Goal: Filter this material down to the lines that hold "average", copying each one.

-- BEGIN --

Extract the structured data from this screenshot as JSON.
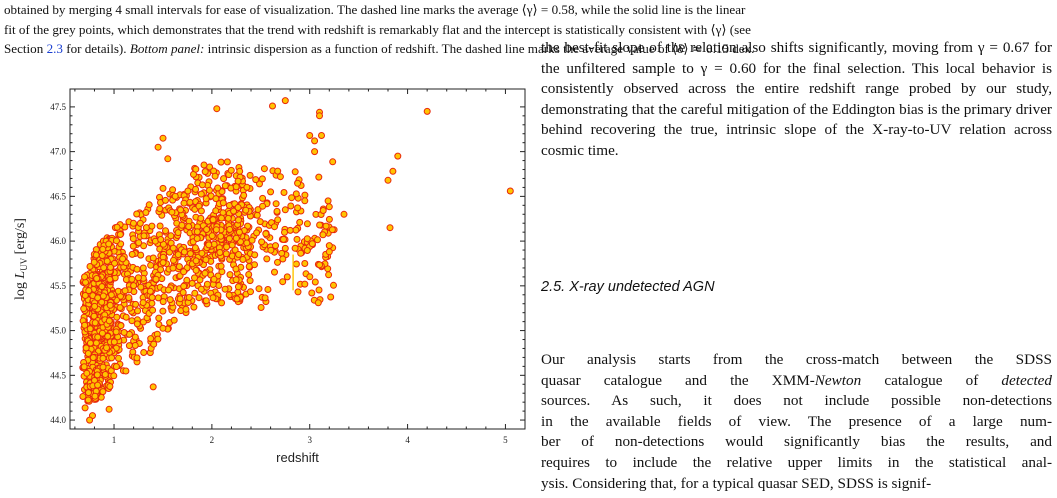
{
  "caption": {
    "line1": "obtained by merging 4 small intervals for ease of visualization. The dashed line marks the average ⟨γ⟩ = 0.58, while the solid line is the linear",
    "line2": "fit of the grey points, which demonstrates that the trend with redshift is remarkably flat and the intercept is statistically consistent with ⟨γ⟩ (see",
    "line3_a": "Section ",
    "line3_link": "2.3",
    "line3_b": " for details). ",
    "line3_panel": "Bottom panel:",
    "line3_c": " intrinsic dispersion as a function of redshift. The dashed line marks the average value of ⟨δ⟩ ≃ 0.15 dex."
  },
  "chart_data": {
    "type": "scatter",
    "xlabel": "redshift",
    "ylabel": "log L_UV [erg/s]",
    "xlim": [
      0.55,
      5.2
    ],
    "ylim": [
      43.9,
      47.7
    ],
    "xticks": [
      1,
      2,
      3,
      4,
      5
    ],
    "xtick_labels": [
      "1",
      "2",
      "3",
      "4",
      "5"
    ],
    "yticks": [
      44.0,
      44.5,
      45.0,
      45.5,
      46.0,
      46.5,
      47.0,
      47.5
    ],
    "ytick_labels": [
      "44.0",
      "44.5",
      "45.0",
      "45.5",
      "46.0",
      "46.5",
      "47.0",
      "47.5"
    ],
    "grid": false,
    "marker_fill": "#ffc400",
    "marker_edge": "#e8280c",
    "outliers": [
      [
        2.05,
        47.48
      ],
      [
        2.62,
        47.51
      ],
      [
        2.75,
        47.57
      ],
      [
        3.1,
        47.44
      ],
      [
        3.1,
        47.4
      ],
      [
        4.2,
        47.45
      ],
      [
        3.0,
        47.18
      ],
      [
        3.05,
        47.12
      ],
      [
        3.12,
        47.18
      ],
      [
        3.05,
        47.0
      ],
      [
        3.8,
        46.68
      ],
      [
        3.85,
        46.78
      ],
      [
        3.9,
        46.95
      ],
      [
        5.05,
        46.56
      ],
      [
        3.82,
        46.15
      ],
      [
        3.2,
        45.95
      ],
      [
        3.2,
        45.88
      ],
      [
        3.35,
        46.3
      ],
      [
        2.95,
        46.45
      ],
      [
        2.7,
        46.72
      ],
      [
        2.75,
        46.35
      ],
      [
        2.6,
        46.55
      ],
      [
        1.5,
        47.15
      ],
      [
        1.45,
        47.05
      ],
      [
        1.55,
        46.92
      ],
      [
        2.95,
        45.52
      ],
      [
        2.95,
        45.75
      ],
      [
        2.85,
        45.92
      ],
      [
        2.8,
        46.12
      ],
      [
        2.65,
        45.95
      ],
      [
        1.4,
        44.37
      ],
      [
        0.95,
        44.12
      ],
      [
        0.78,
        44.05
      ],
      [
        0.75,
        44.0
      ]
    ]
  },
  "body": {
    "para1": "the best-fit slope of the relation also shifts significantly, moving from γ = 0.67 for the unfiltered sample to γ = 0.60 for the final selection. This local behavior is consistently observed across the entire redshift range probed by our study, demonstrating that the careful mitigation of the Eddington bias is the primary driver behind recovering the true, intrinsic slope of the X-ray-to-UV relation across cosmic time.",
    "section_heading": "2.5. X-ray undetected AGN",
    "para2_l1": "Our analysis starts from the cross-match between the SDSS",
    "para2_l2a": "quasar catalogue and the XMM-",
    "para2_l2b": "Newton",
    "para2_l2c": " catalogue of ",
    "para2_l2d": "detected",
    "para2_l3": "sources. As such, it does not include possible non-detections",
    "para2_l4": "in the available fields of view. The presence of a large num-",
    "para2_l5": "ber of non-detections would significantly bias the results, and",
    "para2_l6": "requires to include the relative upper limits in the statistical anal-",
    "para2_l7": "ysis. Considering that, for a typical quasar SED, SDSS is signif-"
  }
}
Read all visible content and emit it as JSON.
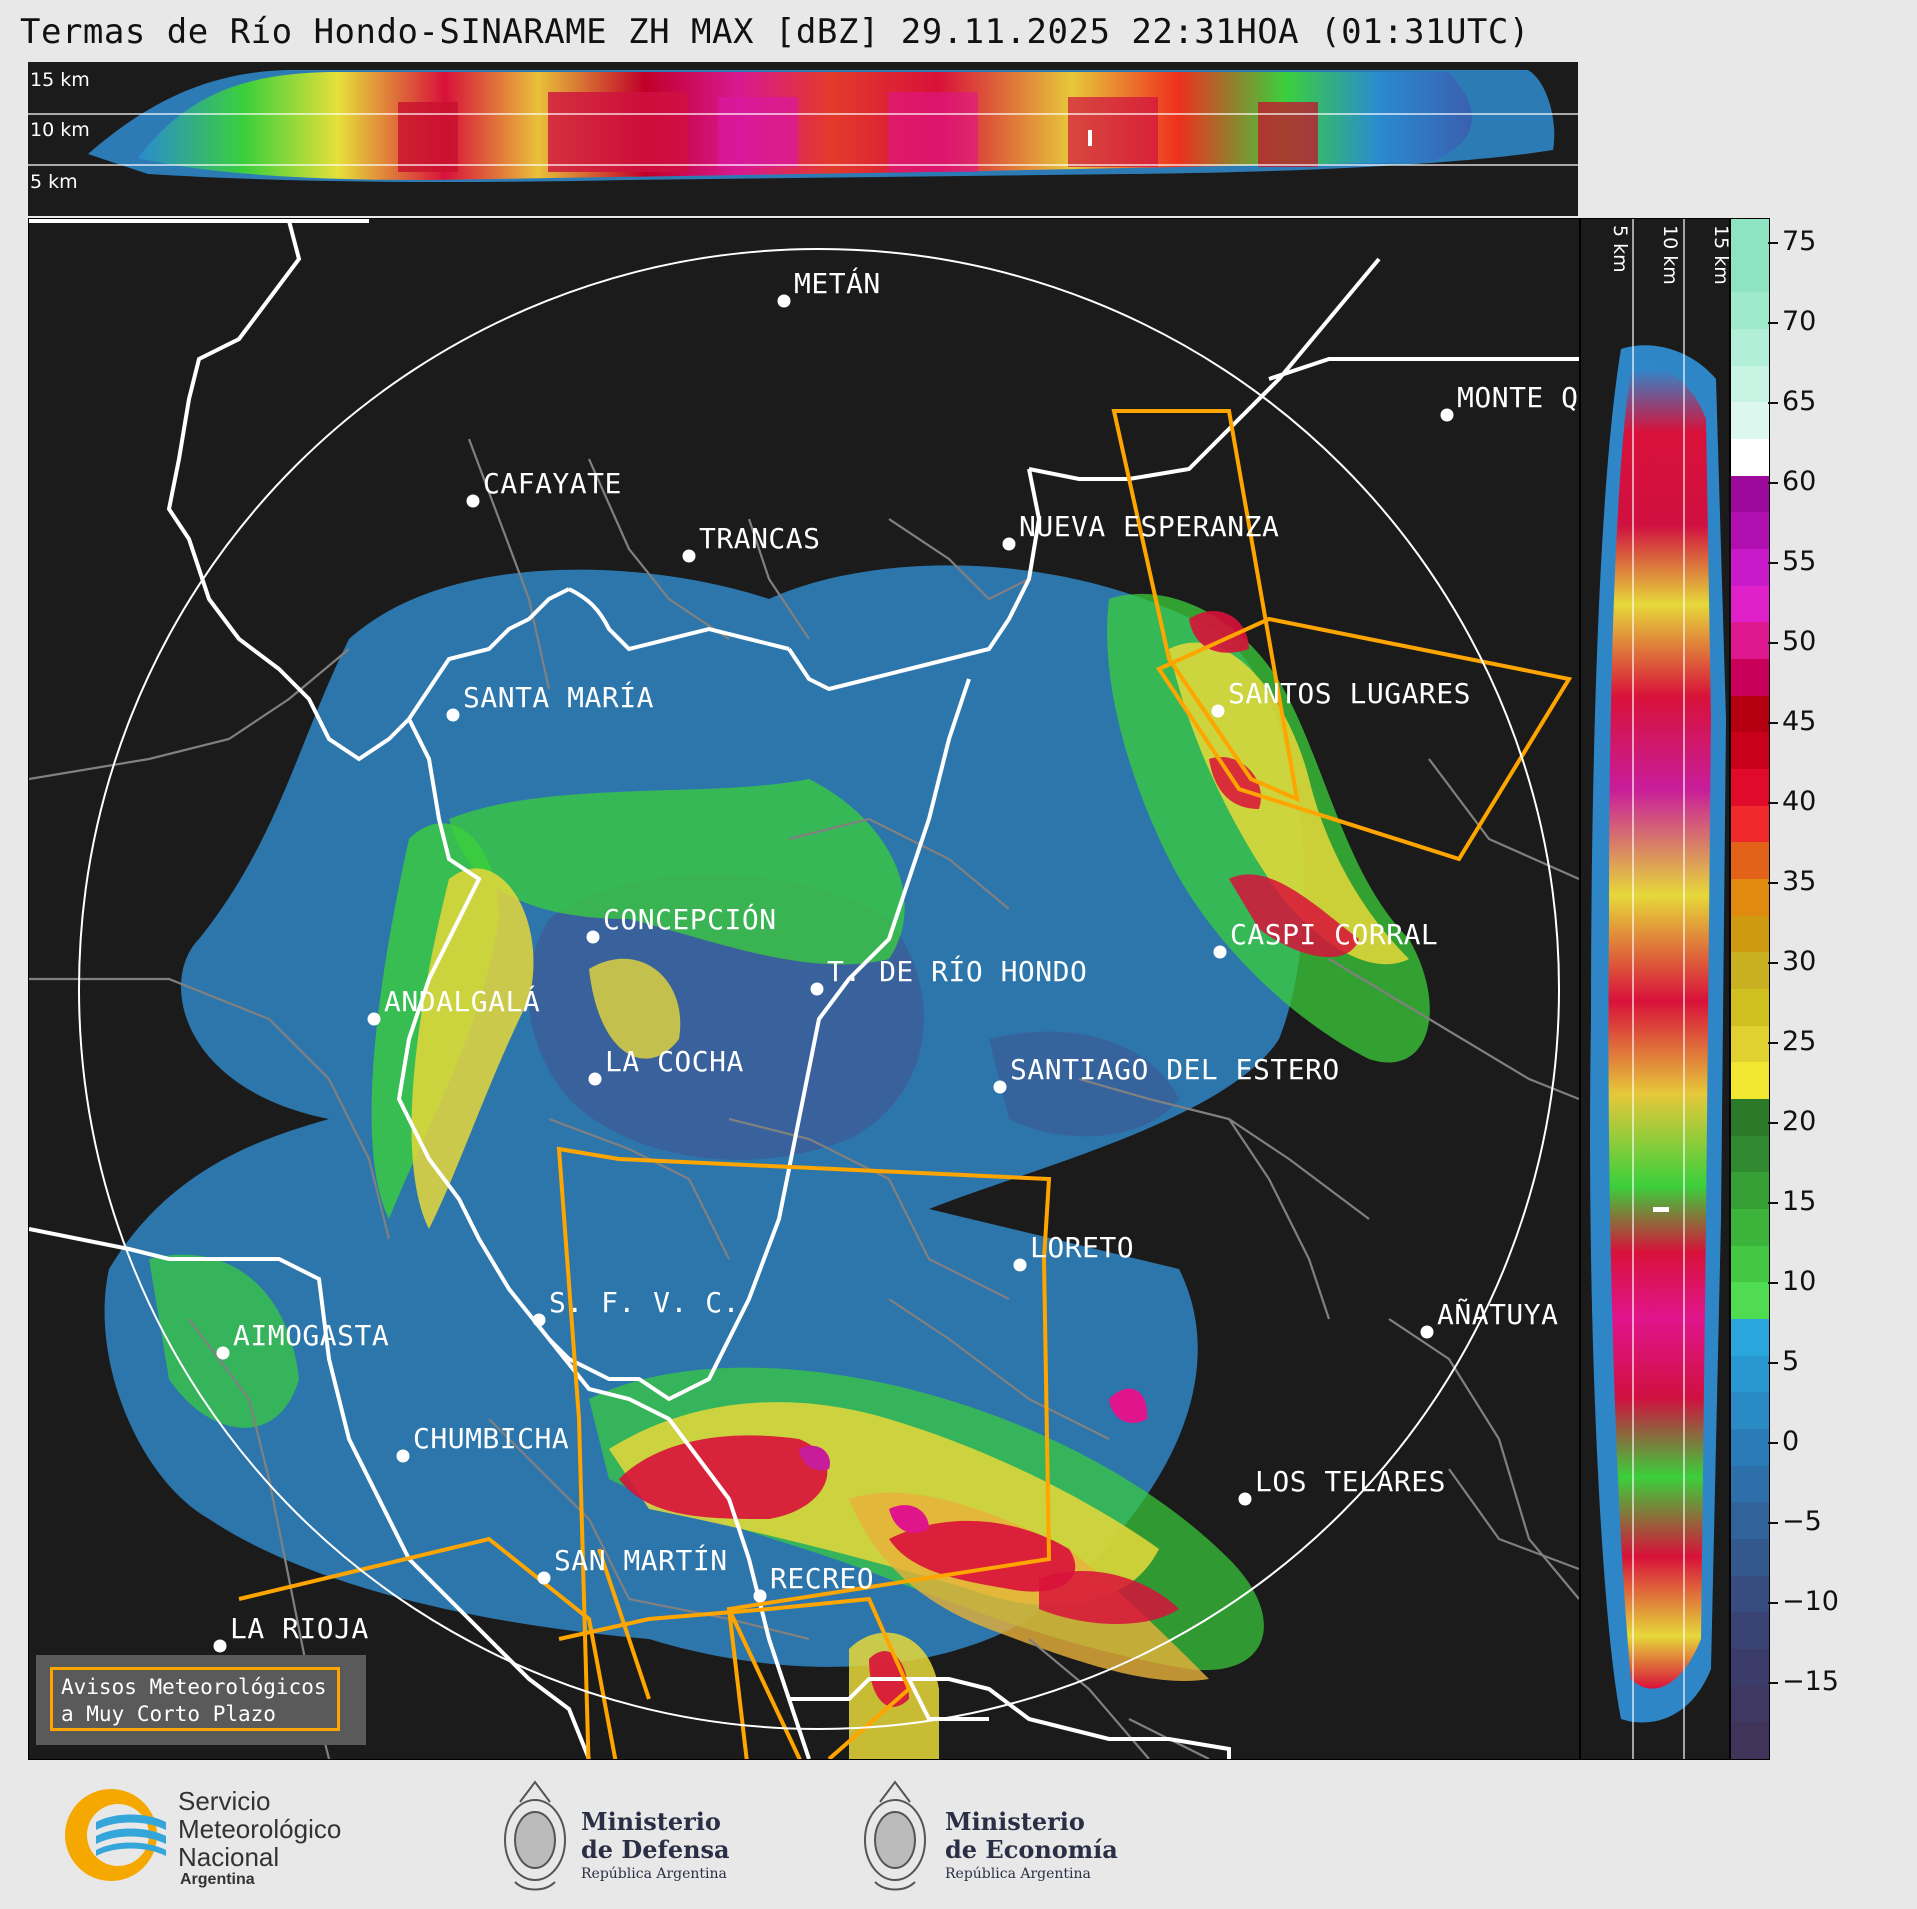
{
  "title": "Termas de Río Hondo-SINARAME ZH MAX [dBZ] 29.11.2025 22:31HOA (01:31UTC)",
  "top_xsec": {
    "labels": [
      "15 km",
      "10 km",
      "5 km"
    ]
  },
  "right_xsec": {
    "labels": [
      "5 km",
      "10 km",
      "15 km"
    ]
  },
  "colorbar": {
    "ticks": [
      "75",
      "70",
      "65",
      "60",
      "55",
      "50",
      "45",
      "40",
      "35",
      "30",
      "25",
      "20",
      "15",
      "10",
      "5",
      "0",
      "−5",
      "−10",
      "−15"
    ],
    "unit": "dBZ"
  },
  "cities": [
    "METÁN",
    "MONTE Q",
    "CAFAYATE",
    "TRANCAS",
    "NUEVA ESPERANZA",
    "SANTA MARÍA",
    "SANTOS LUGARES",
    "CONCEPCIÓN",
    "CASPI CORRAL",
    "T. DE RÍO HONDO",
    "ANDALGALÁ",
    "LA COCHA",
    "SANTIAGO DEL ESTERO",
    "LORETO",
    "S. F. V. C.",
    "AÑATUYA",
    "AIMOGASTA",
    "CHUMBICHA",
    "LOS TELARES",
    "SAN MARTÍN",
    "RECREO",
    "LA RIOJA"
  ],
  "legend": {
    "line1": "Avisos Meteorológicos",
    "line2": "a Muy Corto Plazo"
  },
  "logos": {
    "smn": {
      "line1": "Servicio",
      "line2": "Meteorológico",
      "line3": "Nacional",
      "line4": "Argentina"
    },
    "defensa": {
      "line1": "Ministerio",
      "line2": "de Defensa",
      "line3": "República Argentina"
    },
    "economia": {
      "line1": "Ministerio",
      "line2": "de Economía",
      "line3": "República Argentina"
    }
  },
  "colors": {
    "background": "#1b1b1b",
    "boundary_province": "#ffffff",
    "boundary_department": "#808080",
    "warning_polygon": "#ffa500",
    "range_ring": "#ffffff"
  }
}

-- END --

Output for this task:
    "line1": "obtained by merging 4 small intervals for ease of visualization. The dashed line marks the average ⟨γ⟩ = 0.58, while the solid line is the linear",
    "line3_c": " intrinsic dispersion as a function of redshift. The dashed line marks the average value of ⟨δ⟩ ≃ 0.15 dex."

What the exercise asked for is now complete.